→ **STUDY TEXT**:
::::::::

Like everything else in kink, there is no One True Way to use safewords. When discussing the use of a safeword with a partner, you also need to make sure you’re both on the same page about what exactly that word means and what action needs to follow them. For some people “yellow” means to just go lighter but don’t stop, for others it means stop and check in, but the play doesn’t have to end. For some it means slower but not lighter, for others it means to keep going exactly as-is, but be aware that it will have to stop soon as you’re reaching your limit. “Red” could mean anything from “that hit landed in the wrong spot, don’t do that again” to “I need a HOSPITAL.” And of course our invented safewords can have all these different meanings as well. If we don’t know what the safeword is trying to convey, it’s fairly useless, so this has to be discussed.

::::::::

→ **ENTRIES SUPPLIED**:
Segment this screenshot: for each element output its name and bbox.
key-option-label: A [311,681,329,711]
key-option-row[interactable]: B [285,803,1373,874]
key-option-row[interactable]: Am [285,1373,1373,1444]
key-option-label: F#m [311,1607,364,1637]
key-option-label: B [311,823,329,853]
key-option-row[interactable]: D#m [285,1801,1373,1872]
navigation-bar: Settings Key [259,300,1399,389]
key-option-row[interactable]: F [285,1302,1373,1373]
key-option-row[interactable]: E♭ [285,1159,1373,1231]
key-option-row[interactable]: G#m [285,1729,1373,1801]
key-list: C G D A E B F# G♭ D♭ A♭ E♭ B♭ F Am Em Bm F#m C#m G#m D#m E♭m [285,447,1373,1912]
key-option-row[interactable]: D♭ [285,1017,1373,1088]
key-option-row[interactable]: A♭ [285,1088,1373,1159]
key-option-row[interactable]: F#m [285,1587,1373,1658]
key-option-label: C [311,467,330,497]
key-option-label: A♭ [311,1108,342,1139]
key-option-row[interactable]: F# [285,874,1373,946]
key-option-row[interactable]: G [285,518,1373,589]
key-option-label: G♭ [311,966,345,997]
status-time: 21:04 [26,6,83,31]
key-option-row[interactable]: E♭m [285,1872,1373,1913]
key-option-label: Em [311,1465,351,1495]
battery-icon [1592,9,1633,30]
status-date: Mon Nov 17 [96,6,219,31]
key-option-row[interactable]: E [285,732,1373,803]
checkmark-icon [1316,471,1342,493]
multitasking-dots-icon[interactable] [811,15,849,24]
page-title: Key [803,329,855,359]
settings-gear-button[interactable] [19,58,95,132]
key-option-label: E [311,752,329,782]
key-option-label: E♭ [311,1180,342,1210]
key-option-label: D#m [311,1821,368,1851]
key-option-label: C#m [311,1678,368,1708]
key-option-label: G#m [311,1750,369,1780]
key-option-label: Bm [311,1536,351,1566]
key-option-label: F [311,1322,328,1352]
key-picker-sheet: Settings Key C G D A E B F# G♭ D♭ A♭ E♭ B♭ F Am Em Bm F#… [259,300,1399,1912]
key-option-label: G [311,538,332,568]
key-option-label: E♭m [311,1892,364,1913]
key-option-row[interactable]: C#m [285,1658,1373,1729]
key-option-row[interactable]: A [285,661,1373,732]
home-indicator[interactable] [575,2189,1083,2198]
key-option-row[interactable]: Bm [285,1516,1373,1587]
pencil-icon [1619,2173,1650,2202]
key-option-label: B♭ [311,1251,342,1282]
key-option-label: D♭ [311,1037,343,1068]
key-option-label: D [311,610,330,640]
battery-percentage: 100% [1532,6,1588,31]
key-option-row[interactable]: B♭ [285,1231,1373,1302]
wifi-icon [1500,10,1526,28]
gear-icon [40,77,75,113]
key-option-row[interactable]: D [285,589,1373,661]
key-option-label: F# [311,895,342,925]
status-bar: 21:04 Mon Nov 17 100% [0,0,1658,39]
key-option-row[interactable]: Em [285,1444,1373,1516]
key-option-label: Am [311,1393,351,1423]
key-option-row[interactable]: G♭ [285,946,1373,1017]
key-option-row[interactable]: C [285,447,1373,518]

::::::::

→ **TASKS TO CARRY OUT**:
a) Rewrite the passage on safewords from "Like everything else" to "to be discussed.", substituting "play partner" for "partner".
b) Continue the passage on safewords from its final sentence.
The records have no connection to the passage on safewords.

→ **RESULTS FOR THE EXERCISE**:
a)
Like everything else in kink, there is no One True Way to use safewords. When discussing the use of a safeword with a play partner, you also need to make sure you’re both on the same page about what exactly that word means and what action needs to follow them. For some people “yellow” means to just go lighter but don’t stop, for others it means stop and check in, but the play doesn’t have to end. For some it means slower but not lighter, for others it means to keep going exactly as-is, but be aware that it will have to stop soon as you’re reaching your limit. “Red” could mean anything from “that hit landed in the wrong spot, don’t do that again” to “I need a HOSPITAL.” And of course our invented safewords can have all these different meanings as well. If we don’t know what the safeword is trying to convey, it’s fairly useless, so this has to be discussed.

b)
Bonus Round! Things I Personally Hate

There’s a very unfunny “joke” that is popular in the kink community – the gleeful declaration of “no is not a safeword!” when someone is doing something to another person that is unwelcome. It began with actual friends and partners who were just egging each other on, it’s supposed to be tongue-in-cheek between people who actually trust each other with their safety and are just playing around, but I’ve seen it evolve to the point that literal strangers will use it as what they think is a clever retort when called out on genuinely inappropriate behaviour they’ve been asked to stop. Without the negotiation of a safeword into a dynamic, “No” IS the safeword. Please be mindful of who you use this “joke” with – or better yet, stop using it.


Missed the previous posts?


Got a question I haven’t covered?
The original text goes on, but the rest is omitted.